> **Written request**
Collect all lines below with the string "REAC".

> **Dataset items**
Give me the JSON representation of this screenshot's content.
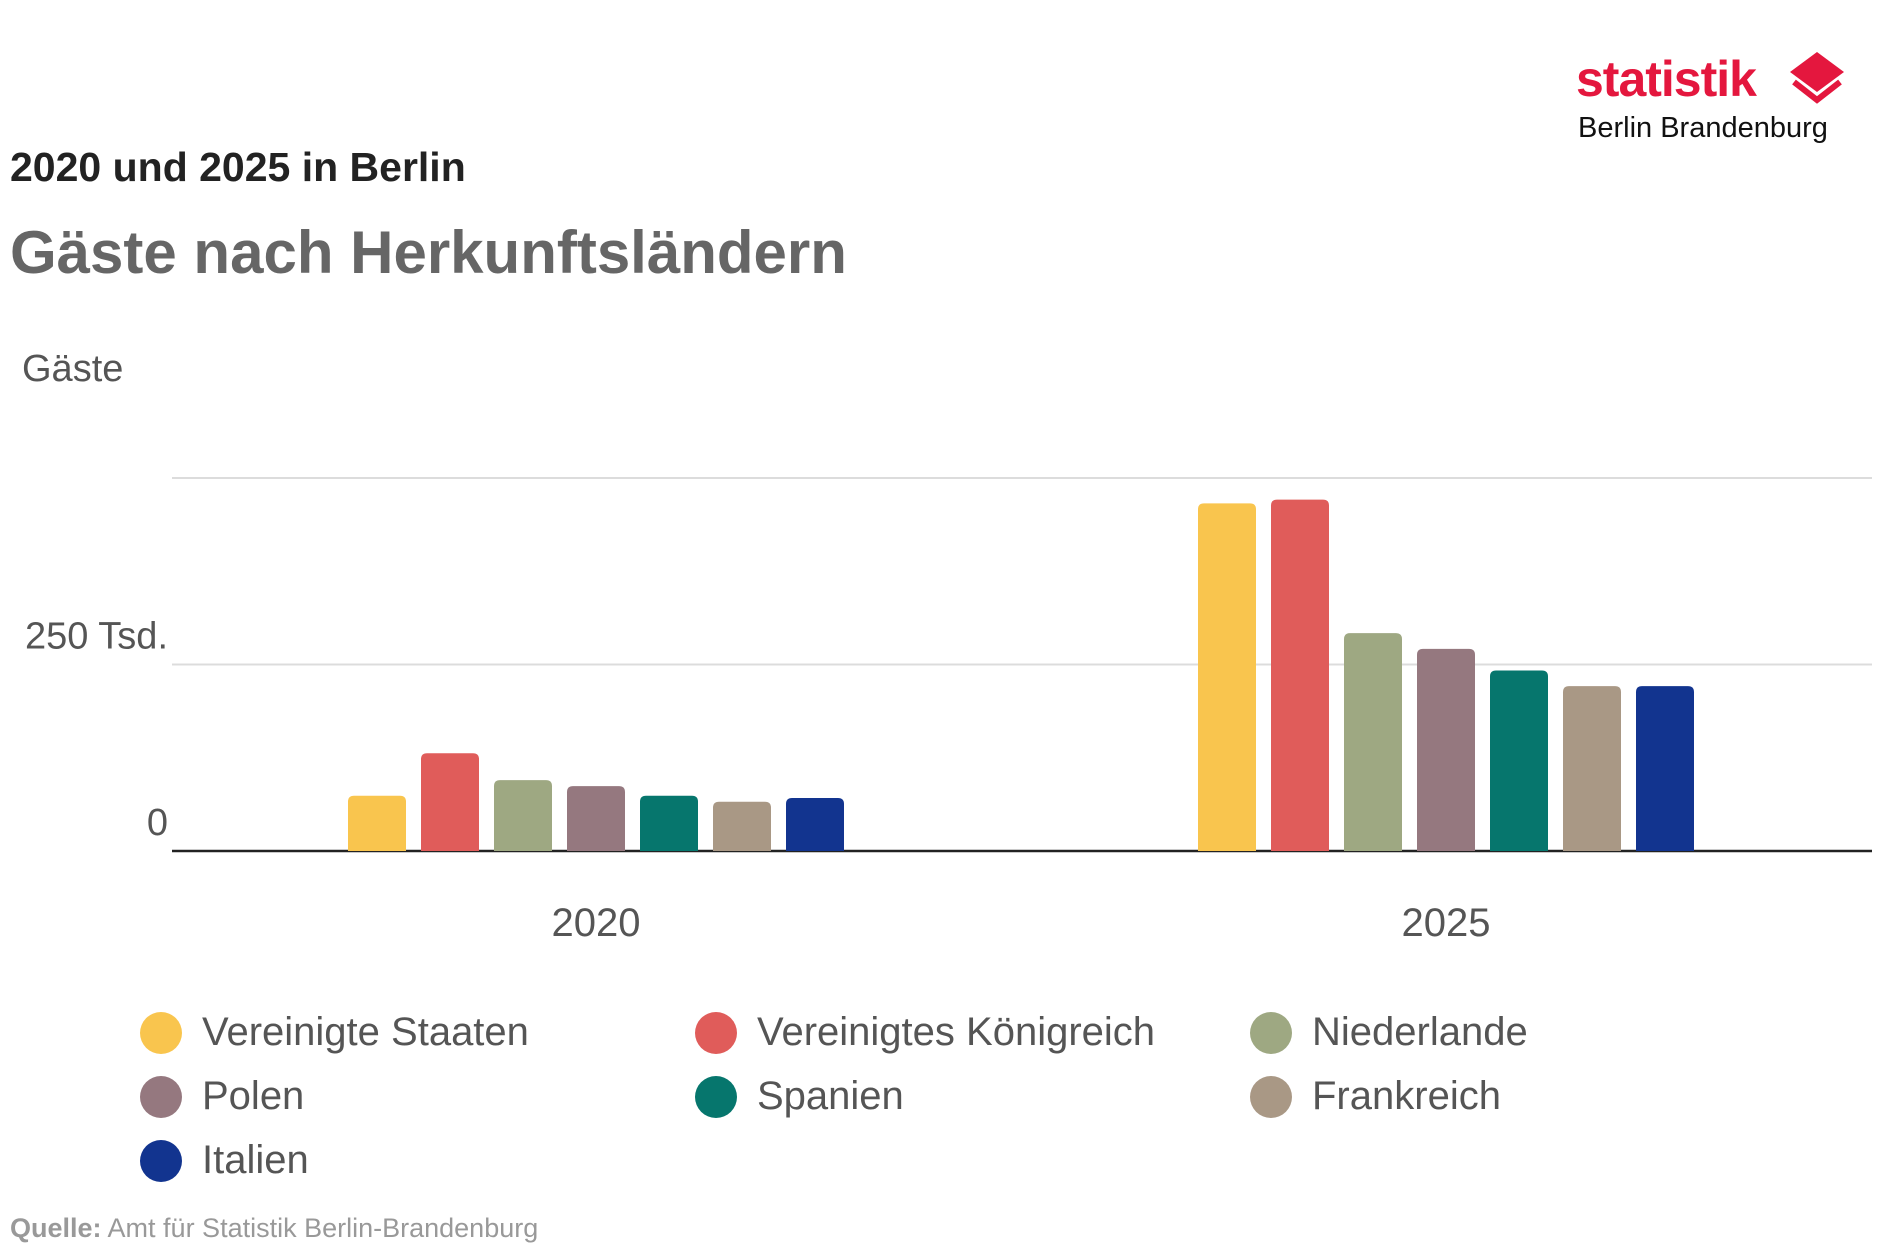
{
  "header": {
    "subtitle": "2020 und 2025 in Berlin",
    "title": "Gäste nach Herkunftsländern"
  },
  "logo": {
    "word": "statistik",
    "sub": "Berlin Brandenburg",
    "color": "#e4173e"
  },
  "source": {
    "label": "Quelle:",
    "text": "Amt für Statistik Berlin-Brandenburg"
  },
  "chart_data": {
    "type": "bar",
    "ylabel": "Gäste",
    "ylim": [
      0,
      500000
    ],
    "yticks": [
      {
        "value": 0,
        "label": "0"
      },
      {
        "value": 250000,
        "label": "250 Tsd."
      },
      {
        "value": 500000,
        "label": ""
      }
    ],
    "grid": true,
    "legend_position": "bottom",
    "categories": [
      "2020",
      "2025"
    ],
    "series": [
      {
        "name": "Vereinigte Staaten",
        "color": "#f9c54e",
        "values": [
          74000,
          466000
        ]
      },
      {
        "name": "Vereinigtes Königreich",
        "color": "#e05c5a",
        "values": [
          131000,
          471000
        ]
      },
      {
        "name": "Niederlande",
        "color": "#9ea882",
        "values": [
          95000,
          292000
        ]
      },
      {
        "name": "Polen",
        "color": "#95787f",
        "values": [
          87000,
          271000
        ]
      },
      {
        "name": "Spanien",
        "color": "#06766d",
        "values": [
          74000,
          242000
        ]
      },
      {
        "name": "Frankreich",
        "color": "#a99885",
        "values": [
          66000,
          221000
        ]
      },
      {
        "name": "Italien",
        "color": "#12348f",
        "values": [
          71000,
          221000
        ]
      }
    ]
  }
}
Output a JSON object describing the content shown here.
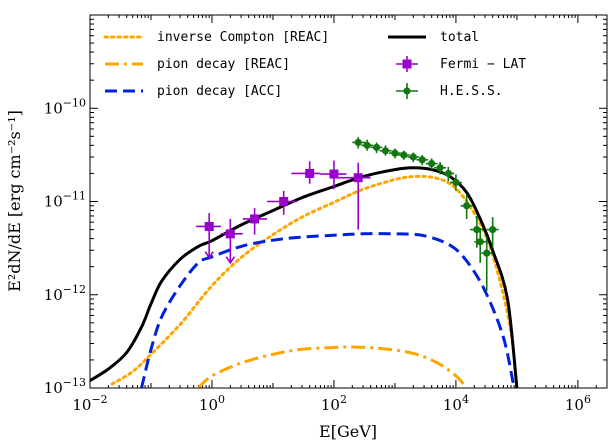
{
  "chart_data": {
    "type": "line",
    "xlabel": "E[GeV]",
    "ylabel": "E²dN/dE [erg cm⁻²s⁻¹]",
    "xscale": "log",
    "yscale": "log",
    "xlim": [
      0.01,
      3000000
    ],
    "ylim": [
      1e-13,
      1e-09
    ],
    "legend_position": "top",
    "x_ticks": [
      {
        "value": 0.01,
        "label": "10",
        "exp": "−2"
      },
      {
        "value": 1,
        "label": "10",
        "exp": "0"
      },
      {
        "value": 100,
        "label": "10",
        "exp": "2"
      },
      {
        "value": 10000,
        "label": "10",
        "exp": "4"
      },
      {
        "value": 1000000,
        "label": "10",
        "exp": "6"
      }
    ],
    "y_ticks": [
      {
        "value": 1e-13,
        "label": "10",
        "exp": "−13"
      },
      {
        "value": 1e-12,
        "label": "10",
        "exp": "−12"
      },
      {
        "value": 1e-11,
        "label": "10",
        "exp": "−11"
      },
      {
        "value": 1e-10,
        "label": "10",
        "exp": "−10"
      }
    ],
    "series": [
      {
        "name": "inverse Compton [REAC]",
        "kind": "line",
        "style": "dotted",
        "color": "#FFA500",
        "points": [
          [
            0.023,
            1.1e-13
          ],
          [
            0.05,
            1.5e-13
          ],
          [
            0.1,
            2.3e-13
          ],
          [
            0.3,
            4.8e-13
          ],
          [
            1,
            1.25e-12
          ],
          [
            3,
            2.5e-12
          ],
          [
            10,
            4.4e-12
          ],
          [
            30,
            6.8e-12
          ],
          [
            100,
            9.8e-12
          ],
          [
            300,
            1.35e-11
          ],
          [
            1000,
            1.72e-11
          ],
          [
            2000,
            1.85e-11
          ],
          [
            4000,
            1.82e-11
          ],
          [
            8000,
            1.55e-11
          ],
          [
            15000,
            1e-11
          ],
          [
            30000,
            4.5e-12
          ],
          [
            50000,
            1.6e-12
          ],
          [
            80000,
            4e-13
          ],
          [
            100000,
            1e-13
          ]
        ]
      },
      {
        "name": "pion decay [REAC]",
        "kind": "line",
        "style": "dashdot",
        "color": "#FFA500",
        "points": [
          [
            0.6,
            1e-13
          ],
          [
            1,
            1.35e-13
          ],
          [
            3,
            1.85e-13
          ],
          [
            10,
            2.3e-13
          ],
          [
            30,
            2.6e-13
          ],
          [
            100,
            2.72e-13
          ],
          [
            200,
            2.75e-13
          ],
          [
            600,
            2.65e-13
          ],
          [
            2000,
            2.35e-13
          ],
          [
            5000,
            1.85e-13
          ],
          [
            10000,
            1.35e-13
          ],
          [
            15000,
            1e-13
          ]
        ]
      },
      {
        "name": "pion decay [ACC]",
        "kind": "line",
        "style": "dashed",
        "color": "#0022DD",
        "points": [
          [
            0.07,
            1e-13
          ],
          [
            0.1,
            2.6e-13
          ],
          [
            0.15,
            5.8e-13
          ],
          [
            0.3,
            1.25e-12
          ],
          [
            0.6,
            2.2e-12
          ],
          [
            1,
            2.55e-12
          ],
          [
            3,
            3.3e-12
          ],
          [
            10,
            3.85e-12
          ],
          [
            30,
            4.15e-12
          ],
          [
            100,
            4.35e-12
          ],
          [
            300,
            4.5e-12
          ],
          [
            1000,
            4.5e-12
          ],
          [
            3000,
            4.3e-12
          ],
          [
            8000,
            3.4e-12
          ],
          [
            15000,
            2.3e-12
          ],
          [
            30000,
            1.1e-12
          ],
          [
            60000,
            3.5e-13
          ],
          [
            90000,
            1e-13
          ]
        ]
      },
      {
        "name": "total",
        "kind": "line",
        "style": "solid",
        "color": "#000000",
        "points": [
          [
            0.01,
            1.2e-13
          ],
          [
            0.02,
            1.6e-13
          ],
          [
            0.04,
            2.4e-13
          ],
          [
            0.07,
            4.5e-13
          ],
          [
            0.1,
            8e-13
          ],
          [
            0.15,
            1.4e-12
          ],
          [
            0.3,
            2.4e-12
          ],
          [
            0.6,
            3.3e-12
          ],
          [
            1,
            3.8e-12
          ],
          [
            3,
            5.6e-12
          ],
          [
            10,
            8e-12
          ],
          [
            30,
            1.1e-11
          ],
          [
            100,
            1.45e-11
          ],
          [
            300,
            1.85e-11
          ],
          [
            1000,
            2.2e-11
          ],
          [
            2000,
            2.3e-11
          ],
          [
            4000,
            2.2e-11
          ],
          [
            8000,
            1.85e-11
          ],
          [
            15000,
            1.25e-11
          ],
          [
            25000,
            6.5e-12
          ],
          [
            40000,
            3e-12
          ],
          [
            70000,
            9e-13
          ],
          [
            100000,
            1e-13
          ]
        ]
      },
      {
        "name": "Fermi − LAT",
        "kind": "errorbar",
        "marker": "square",
        "color": "#9900CC",
        "points": [
          {
            "x": 0.9,
            "y": 5.4e-12,
            "ylo": 2.5e-12,
            "yhi": 7.5e-12,
            "xlo": 0.55,
            "xhi": 1.4,
            "upper_limit": true
          },
          {
            "x": 2,
            "y": 4.5e-12,
            "ylo": 2.2e-12,
            "yhi": 6.5e-12,
            "xlo": 1.4,
            "xhi": 3.2,
            "upper_limit": true
          },
          {
            "x": 5,
            "y": 6.5e-12,
            "ylo": 4.4e-12,
            "yhi": 8.5e-12,
            "xlo": 3.2,
            "xhi": 8
          },
          {
            "x": 15,
            "y": 1e-11,
            "ylo": 7.2e-12,
            "yhi": 1.3e-11,
            "xlo": 8,
            "xhi": 25
          },
          {
            "x": 40,
            "y": 2e-11,
            "ylo": 1.55e-11,
            "yhi": 2.7e-11,
            "xlo": 20,
            "xhi": 60
          },
          {
            "x": 100,
            "y": 1.97e-11,
            "ylo": 1.35e-11,
            "yhi": 2.75e-11,
            "xlo": 60,
            "xhi": 160
          },
          {
            "x": 250,
            "y": 1.8e-11,
            "ylo": 5e-12,
            "yhi": 2.6e-11,
            "xlo": 110,
            "xhi": 400
          }
        ]
      },
      {
        "name": "H.E.S.S.",
        "kind": "errorbar",
        "marker": "circle",
        "color": "#117711",
        "points": [
          {
            "x": 250,
            "y": 4.3e-11,
            "ylo": 3.7e-11,
            "yhi": 4.9e-11,
            "xlo": 200,
            "xhi": 330
          },
          {
            "x": 350,
            "y": 4e-11,
            "ylo": 3.5e-11,
            "yhi": 4.6e-11,
            "xlo": 280,
            "xhi": 440
          },
          {
            "x": 500,
            "y": 3.8e-11,
            "ylo": 3.3e-11,
            "yhi": 4.3e-11,
            "xlo": 400,
            "xhi": 620
          },
          {
            "x": 700,
            "y": 3.5e-11,
            "ylo": 3.1e-11,
            "yhi": 4e-11,
            "xlo": 560,
            "xhi": 880
          },
          {
            "x": 1000,
            "y": 3.3e-11,
            "ylo": 2.9e-11,
            "yhi": 3.7e-11,
            "xlo": 800,
            "xhi": 1250
          },
          {
            "x": 1400,
            "y": 3.15e-11,
            "ylo": 2.8e-11,
            "yhi": 3.5e-11,
            "xlo": 1120,
            "xhi": 1750
          },
          {
            "x": 2000,
            "y": 3e-11,
            "ylo": 2.65e-11,
            "yhi": 3.35e-11,
            "xlo": 1600,
            "xhi": 2500
          },
          {
            "x": 2800,
            "y": 2.8e-11,
            "ylo": 2.45e-11,
            "yhi": 3.15e-11,
            "xlo": 2250,
            "xhi": 3500
          },
          {
            "x": 4000,
            "y": 2.55e-11,
            "ylo": 2.2e-11,
            "yhi": 2.9e-11,
            "xlo": 3200,
            "xhi": 5000
          },
          {
            "x": 5500,
            "y": 2.3e-11,
            "ylo": 1.95e-11,
            "yhi": 2.65e-11,
            "xlo": 4400,
            "xhi": 6900
          },
          {
            "x": 7500,
            "y": 2e-11,
            "ylo": 1.65e-11,
            "yhi": 2.35e-11,
            "xlo": 6000,
            "xhi": 9400
          },
          {
            "x": 10000,
            "y": 1.6e-11,
            "ylo": 1.3e-11,
            "yhi": 1.95e-11,
            "xlo": 8000,
            "xhi": 12500
          },
          {
            "x": 15000,
            "y": 9e-12,
            "ylo": 6.5e-12,
            "yhi": 1.2e-11,
            "xlo": 12000,
            "xhi": 19000
          },
          {
            "x": 22000,
            "y": 5e-12,
            "ylo": 3.2e-12,
            "yhi": 7e-12,
            "xlo": 17000,
            "xhi": 28000
          },
          {
            "x": 25000,
            "y": 3.7e-12,
            "ylo": 2.2e-12,
            "yhi": 5.2e-12,
            "xlo": 20000,
            "xhi": 32000
          },
          {
            "x": 32000,
            "y": 2.8e-12,
            "ylo": 1.1e-12,
            "yhi": 4.2e-12,
            "xlo": 26000,
            "xhi": 40000
          },
          {
            "x": 40000,
            "y": 5e-12,
            "ylo": 3.2e-12,
            "yhi": 6.8e-12,
            "xlo": 32000,
            "xhi": 50000
          }
        ]
      }
    ]
  }
}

> **Exercise result**
        "name": "inverse Compton [REAC]",
        "name": "pion decay [REAC]",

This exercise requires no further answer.